### TASK BRIEF
Write each line out exactly, leaving none out.

Collected data entries
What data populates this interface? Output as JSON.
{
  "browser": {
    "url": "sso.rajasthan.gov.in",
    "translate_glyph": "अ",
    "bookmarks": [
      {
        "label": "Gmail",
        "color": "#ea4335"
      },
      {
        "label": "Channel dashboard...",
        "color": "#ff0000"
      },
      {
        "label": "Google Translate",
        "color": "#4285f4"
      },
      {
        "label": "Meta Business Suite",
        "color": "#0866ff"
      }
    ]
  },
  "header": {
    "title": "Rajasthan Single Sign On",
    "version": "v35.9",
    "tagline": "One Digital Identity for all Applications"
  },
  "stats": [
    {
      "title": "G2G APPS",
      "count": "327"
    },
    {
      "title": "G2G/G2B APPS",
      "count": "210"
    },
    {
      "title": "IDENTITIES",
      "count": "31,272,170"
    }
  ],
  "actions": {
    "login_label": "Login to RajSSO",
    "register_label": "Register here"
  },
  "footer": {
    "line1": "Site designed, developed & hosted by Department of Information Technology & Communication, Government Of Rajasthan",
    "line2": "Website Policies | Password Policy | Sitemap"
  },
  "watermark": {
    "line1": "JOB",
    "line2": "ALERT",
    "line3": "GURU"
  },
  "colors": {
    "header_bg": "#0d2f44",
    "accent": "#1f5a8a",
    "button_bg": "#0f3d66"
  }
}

### FULL ANSWER
What data populates this interface? Output as JSON.
{
  "browser": {
    "url": "sso.rajasthan.gov.in",
    "translate_glyph": "अ",
    "bookmarks": [
      {
        "label": "Gmail",
        "color": "#ea4335"
      },
      {
        "label": "Channel dashboard...",
        "color": "#ff0000"
      },
      {
        "label": "Google Translate",
        "color": "#4285f4"
      },
      {
        "label": "Meta Business Suite",
        "color": "#0866ff"
      }
    ]
  },
  "header": {
    "title": "Rajasthan Single Sign On",
    "version": "v35.9",
    "tagline": "One Digital Identity for all Applications"
  },
  "stats": [
    {
      "title": "G2G APPS",
      "count": "327"
    },
    {
      "title": "G2G/G2B APPS",
      "count": "210"
    },
    {
      "title": "IDENTITIES",
      "count": "31,272,170"
    }
  ],
  "actions": {
    "login_label": "Login to RajSSO",
    "register_label": "Register here"
  },
  "footer": {
    "line1": "Site designed, developed & hosted by Department of Information Technology & Communication, Government Of Rajasthan",
    "line2": "Website Policies | Password Policy | Sitemap"
  },
  "watermark": {
    "line1": "JOB",
    "line2": "ALERT",
    "line3": "GURU"
  },
  "colors": {
    "header_bg": "#0d2f44",
    "accent": "#1f5a8a",
    "button_bg": "#0f3d66"
  }
}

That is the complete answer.